■ JOB
Output all lines exactly.

====== DATA SUPPLIED ======

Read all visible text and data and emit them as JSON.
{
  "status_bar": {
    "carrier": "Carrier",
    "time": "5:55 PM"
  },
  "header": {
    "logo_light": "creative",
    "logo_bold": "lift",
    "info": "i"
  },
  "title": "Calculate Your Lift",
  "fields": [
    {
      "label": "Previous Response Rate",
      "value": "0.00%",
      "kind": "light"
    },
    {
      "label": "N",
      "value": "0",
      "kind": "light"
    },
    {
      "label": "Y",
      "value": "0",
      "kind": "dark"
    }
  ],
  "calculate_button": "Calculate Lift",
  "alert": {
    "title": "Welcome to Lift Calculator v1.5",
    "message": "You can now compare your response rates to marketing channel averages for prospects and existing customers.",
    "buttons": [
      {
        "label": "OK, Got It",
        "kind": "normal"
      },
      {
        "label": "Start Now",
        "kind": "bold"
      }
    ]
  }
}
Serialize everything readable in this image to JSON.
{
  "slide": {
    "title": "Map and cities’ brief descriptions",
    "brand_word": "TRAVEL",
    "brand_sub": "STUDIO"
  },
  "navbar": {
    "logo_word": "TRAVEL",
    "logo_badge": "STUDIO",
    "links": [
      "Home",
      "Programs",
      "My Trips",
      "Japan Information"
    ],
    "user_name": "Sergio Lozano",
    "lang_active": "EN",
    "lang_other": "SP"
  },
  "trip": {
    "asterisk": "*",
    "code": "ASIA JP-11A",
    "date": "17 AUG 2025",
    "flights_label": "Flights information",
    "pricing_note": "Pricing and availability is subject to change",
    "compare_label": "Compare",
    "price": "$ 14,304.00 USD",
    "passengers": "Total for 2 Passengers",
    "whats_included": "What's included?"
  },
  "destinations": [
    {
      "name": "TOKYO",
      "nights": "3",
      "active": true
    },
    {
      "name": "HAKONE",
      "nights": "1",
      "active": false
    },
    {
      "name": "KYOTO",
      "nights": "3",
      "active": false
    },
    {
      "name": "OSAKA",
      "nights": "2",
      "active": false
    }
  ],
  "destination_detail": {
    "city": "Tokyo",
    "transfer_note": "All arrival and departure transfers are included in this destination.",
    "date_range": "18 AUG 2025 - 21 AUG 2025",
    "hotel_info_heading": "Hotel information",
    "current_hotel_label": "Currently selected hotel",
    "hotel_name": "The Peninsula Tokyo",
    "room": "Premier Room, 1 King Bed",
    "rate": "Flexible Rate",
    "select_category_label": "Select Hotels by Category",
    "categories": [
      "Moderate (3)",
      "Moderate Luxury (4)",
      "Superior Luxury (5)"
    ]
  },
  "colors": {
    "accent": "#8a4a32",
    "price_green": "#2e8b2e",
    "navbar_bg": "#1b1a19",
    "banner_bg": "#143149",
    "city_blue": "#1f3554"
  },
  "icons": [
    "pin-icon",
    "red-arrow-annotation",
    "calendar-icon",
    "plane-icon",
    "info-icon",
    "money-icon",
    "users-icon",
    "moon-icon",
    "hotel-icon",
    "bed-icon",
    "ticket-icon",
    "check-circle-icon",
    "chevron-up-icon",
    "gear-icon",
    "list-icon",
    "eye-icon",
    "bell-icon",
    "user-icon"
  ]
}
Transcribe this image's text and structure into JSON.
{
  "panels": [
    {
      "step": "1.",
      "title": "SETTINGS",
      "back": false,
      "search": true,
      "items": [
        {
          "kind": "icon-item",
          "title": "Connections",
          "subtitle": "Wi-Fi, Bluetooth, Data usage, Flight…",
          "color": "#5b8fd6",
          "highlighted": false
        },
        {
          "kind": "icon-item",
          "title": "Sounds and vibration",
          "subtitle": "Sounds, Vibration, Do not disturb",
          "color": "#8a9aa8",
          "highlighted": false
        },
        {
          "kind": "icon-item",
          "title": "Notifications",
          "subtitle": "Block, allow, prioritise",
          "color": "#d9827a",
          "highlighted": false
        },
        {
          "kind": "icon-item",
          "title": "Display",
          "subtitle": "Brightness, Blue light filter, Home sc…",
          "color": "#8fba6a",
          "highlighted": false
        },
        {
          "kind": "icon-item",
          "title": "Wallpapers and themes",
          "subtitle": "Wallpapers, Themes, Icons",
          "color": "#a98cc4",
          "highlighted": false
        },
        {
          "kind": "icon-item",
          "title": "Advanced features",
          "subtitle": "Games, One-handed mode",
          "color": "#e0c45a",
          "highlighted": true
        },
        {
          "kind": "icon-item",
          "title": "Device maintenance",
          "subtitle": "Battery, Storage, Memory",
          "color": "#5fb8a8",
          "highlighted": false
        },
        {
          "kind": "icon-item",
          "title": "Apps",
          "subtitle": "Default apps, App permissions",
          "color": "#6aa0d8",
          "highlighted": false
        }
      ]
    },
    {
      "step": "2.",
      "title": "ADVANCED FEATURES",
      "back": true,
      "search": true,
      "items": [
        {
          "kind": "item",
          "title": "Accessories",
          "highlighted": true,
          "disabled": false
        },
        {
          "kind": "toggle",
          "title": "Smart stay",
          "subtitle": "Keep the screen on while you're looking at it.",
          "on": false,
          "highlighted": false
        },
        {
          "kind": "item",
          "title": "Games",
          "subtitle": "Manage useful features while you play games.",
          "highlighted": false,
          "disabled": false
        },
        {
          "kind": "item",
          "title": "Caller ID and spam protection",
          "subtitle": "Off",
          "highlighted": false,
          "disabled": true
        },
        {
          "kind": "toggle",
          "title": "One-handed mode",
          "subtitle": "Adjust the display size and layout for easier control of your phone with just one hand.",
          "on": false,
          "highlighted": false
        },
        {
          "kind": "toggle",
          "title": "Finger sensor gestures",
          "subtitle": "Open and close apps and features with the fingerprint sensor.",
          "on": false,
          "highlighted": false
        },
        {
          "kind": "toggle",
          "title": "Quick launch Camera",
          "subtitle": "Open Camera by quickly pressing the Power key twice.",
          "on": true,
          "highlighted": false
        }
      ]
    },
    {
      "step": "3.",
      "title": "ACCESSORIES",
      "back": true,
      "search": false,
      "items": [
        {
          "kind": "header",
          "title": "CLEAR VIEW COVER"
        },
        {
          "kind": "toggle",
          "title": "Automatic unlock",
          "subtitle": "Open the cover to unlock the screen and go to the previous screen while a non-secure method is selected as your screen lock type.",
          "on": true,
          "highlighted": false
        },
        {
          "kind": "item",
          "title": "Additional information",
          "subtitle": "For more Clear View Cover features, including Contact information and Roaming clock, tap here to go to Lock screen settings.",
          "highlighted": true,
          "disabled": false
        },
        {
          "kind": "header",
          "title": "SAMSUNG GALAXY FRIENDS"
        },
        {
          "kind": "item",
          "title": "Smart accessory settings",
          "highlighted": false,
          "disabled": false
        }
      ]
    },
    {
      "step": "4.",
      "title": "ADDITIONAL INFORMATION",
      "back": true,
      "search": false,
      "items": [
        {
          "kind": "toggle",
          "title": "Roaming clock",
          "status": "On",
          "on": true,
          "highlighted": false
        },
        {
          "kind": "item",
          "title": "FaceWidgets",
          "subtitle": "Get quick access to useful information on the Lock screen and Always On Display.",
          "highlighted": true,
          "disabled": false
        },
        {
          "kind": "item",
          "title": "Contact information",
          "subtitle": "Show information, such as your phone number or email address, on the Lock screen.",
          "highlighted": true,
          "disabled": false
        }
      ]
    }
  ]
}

======

■ RIGHT ANSWER
Read all visible text and data and emit them as JSON.
{
  "status_bar": {
    "carrier": "Carrier",
    "time": "5:55 PM"
  },
  "header": {
    "logo_light": "creative",
    "logo_bold": "lift",
    "info": "i"
  },
  "title": "Calculate Your Lift",
  "fields": [
    {
      "label": "Previous Response Rate",
      "value": "0.00%",
      "kind": "light"
    },
    {
      "label": "N",
      "value": "0",
      "kind": "light"
    },
    {
      "label": "Y",
      "value": "0",
      "kind": "dark"
    }
  ],
  "calculate_button": "Calculate Lift",
  "alert": {
    "title": "Welcome to Lift Calculator v1.5",
    "message": "You can now compare your response rates to marketing channel averages for prospects and existing customers.",
    "buttons": [
      {
        "label": "OK, Got It",
        "kind": "normal"
      },
      {
        "label": "Start Now",
        "kind": "bold"
      }
    ]
  }
}
Serialize everything readable in this image to JSON.
{
  "slide": {
    "title": "Map and cities’ brief descriptions",
    "brand_word": "TRAVEL",
    "brand_sub": "STUDIO"
  },
  "navbar": {
    "logo_word": "TRAVEL",
    "logo_badge": "STUDIO",
    "links": [
      "Home",
      "Programs",
      "My Trips",
      "Japan Information"
    ],
    "user_name": "Sergio Lozano",
    "lang_active": "EN",
    "lang_other": "SP"
  },
  "trip": {
    "asterisk": "*",
    "code": "ASIA JP-11A",
    "date": "17 AUG 2025",
    "flights_label": "Flights information",
    "pricing_note": "Pricing and availability is subject to change",
    "compare_label": "Compare",
    "price": "$ 14,304.00 USD",
    "passengers": "Total for 2 Passengers",
    "whats_included": "What's included?"
  },
  "destinations": [
    {
      "name": "TOKYO",
      "nights": "3",
      "active": true
    },
    {
      "name": "HAKONE",
      "nights": "1",
      "active": false
    },
    {
      "name": "KYOTO",
      "nights": "3",
      "active": false
    },
    {
      "name": "OSAKA",
      "nights": "2",
      "active": false
    }
  ],
  "destination_detail": {
    "city": "Tokyo",
    "transfer_note": "All arrival and departure transfers are included in this destination.",
    "date_range": "18 AUG 2025 - 21 AUG 2025",
    "hotel_info_heading": "Hotel information",
    "current_hotel_label": "Currently selected hotel",
    "hotel_name": "The Peninsula Tokyo",
    "room": "Premier Room, 1 King Bed",
    "rate": "Flexible Rate",
    "select_category_label": "Select Hotels by Category",
    "categories": [
      "Moderate (3)",
      "Moderate Luxury (4)",
      "Superior Luxury (5)"
    ]
  },
  "colors": {
    "accent": "#8a4a32",
    "price_green": "#2e8b2e",
    "navbar_bg": "#1b1a19",
    "banner_bg": "#143149",
    "city_blue": "#1f3554"
  },
  "icons": [
    "pin-icon",
    "red-arrow-annotation",
    "calendar-icon",
    "plane-icon",
    "info-icon",
    "money-icon",
    "users-icon",
    "moon-icon",
    "hotel-icon",
    "bed-icon",
    "ticket-icon",
    "check-circle-icon",
    "chevron-up-icon",
    "gear-icon",
    "list-icon",
    "eye-icon",
    "bell-icon",
    "user-icon"
  ]
}
Transcribe this image's text and structure into JSON.
{
  "panels": [
    {
      "step": "1.",
      "title": "SETTINGS",
      "back": false,
      "search": true,
      "items": [
        {
          "kind": "icon-item",
          "title": "Connections",
          "subtitle": "Wi-Fi, Bluetooth, Data usage, Flight…",
          "color": "#5b8fd6",
          "highlighted": false
        },
        {
          "kind": "icon-item",
          "title": "Sounds and vibration",
          "subtitle": "Sounds, Vibration, Do not disturb",
          "color": "#8a9aa8",
          "highlighted": false
        },
        {
          "kind": "icon-item",
          "title": "Notifications",
          "subtitle": "Block, allow, prioritise",
          "color": "#d9827a",
          "highlighted": false
        },
        {
          "kind": "icon-item",
          "title": "Display",
          "subtitle": "Brightness, Blue light filter, Home sc…",
          "color": "#8fba6a",
          "highlighted": false
        },
        {
          "kind": "icon-item",
          "title": "Wallpapers and themes",
          "subtitle": "Wallpapers, Themes, Icons",
          "color": "#a98cc4",
          "highlighted": false
        },
        {
          "kind": "icon-item",
          "title": "Advanced features",
          "subtitle": "Games, One-handed mode",
          "color": "#e0c45a",
          "highlighted": true
        },
        {
          "kind": "icon-item",
          "title": "Device maintenance",
          "subtitle": "Battery, Storage, Memory",
          "color": "#5fb8a8",
          "highlighted": false
        },
        {
          "kind": "icon-item",
          "title": "Apps",
          "subtitle": "Default apps, App permissions",
          "color": "#6aa0d8",
          "highlighted": false
        }
      ]
    },
    {
      "step": "2.",
      "title": "ADVANCED FEATURES",
      "back": true,
      "search": true,
      "items": [
        {
          "kind": "item",
          "title": "Accessories",
          "highlighted": true,
          "disabled": false
        },
        {
          "kind": "toggle",
          "title": "Smart stay",
          "subtitle": "Keep the screen on while you're looking at it.",
          "on": false,
          "highlighted": false
        },
        {
          "kind": "item",
          "title": "Games",
          "subtitle": "Manage useful features while you play games.",
          "highlighted": false,
          "disabled": false
        },
        {
          "kind": "item",
          "title": "Caller ID and spam protection",
          "subtitle": "Off",
          "highlighted": false,
          "disabled": true
        },
        {
          "kind": "toggle",
          "title": "One-handed mode",
          "subtitle": "Adjust the display size and layout for easier control of your phone with just one hand.",
          "on": false,
          "highlighted": false
        },
        {
          "kind": "toggle",
          "title": "Finger sensor gestures",
          "subtitle": "Open and close apps and features with the fingerprint sensor.",
          "on": false,
          "highlighted": false
        },
        {
          "kind": "toggle",
          "title": "Quick launch Camera",
          "subtitle": "Open Camera by quickly pressing the Power key twice.",
          "on": true,
          "highlighted": false
        }
      ]
    },
    {
      "step": "3.",
      "title": "ACCESSORIES",
      "back": true,
      "search": false,
      "items": [
        {
          "kind": "header",
          "title": "CLEAR VIEW COVER"
        },
        {
          "kind": "toggle",
          "title": "Automatic unlock",
          "subtitle": "Open the cover to unlock the screen and go to the previous screen while a non-secure method is selected as your screen lock type.",
          "on": true,
          "highlighted": false
        },
        {
          "kind": "item",
          "title": "Additional information",
          "subtitle": "For more Clear View Cover features, including Contact information and Roaming clock, tap here to go to Lock screen settings.",
          "highlighted": true,
          "disabled": false
        },
        {
          "kind": "header",
          "title": "SAMSUNG GALAXY FRIENDS"
        },
        {
          "kind": "item",
          "title": "Smart accessory settings",
          "highlighted": false,
          "disabled": false
        }
      ]
    },
    {
      "step": "4.",
      "title": "ADDITIONAL INFORMATION",
      "back": true,
      "search": false,
      "items": [
        {
          "kind": "toggle",
          "title": "Roaming clock",
          "status": "On",
          "on": true,
          "highlighted": false
        },
        {
          "kind": "item",
          "title": "FaceWidgets",
          "subtitle": "Get quick access to useful information on the Lock screen and Always On Display.",
          "highlighted": true,
          "disabled": false
        },
        {
          "kind": "item",
          "title": "Contact information",
          "subtitle": "Show information, such as your phone number or email address, on the Lock screen.",
          "highlighted": true,
          "disabled": false
        }
      ]
    }
  ]
}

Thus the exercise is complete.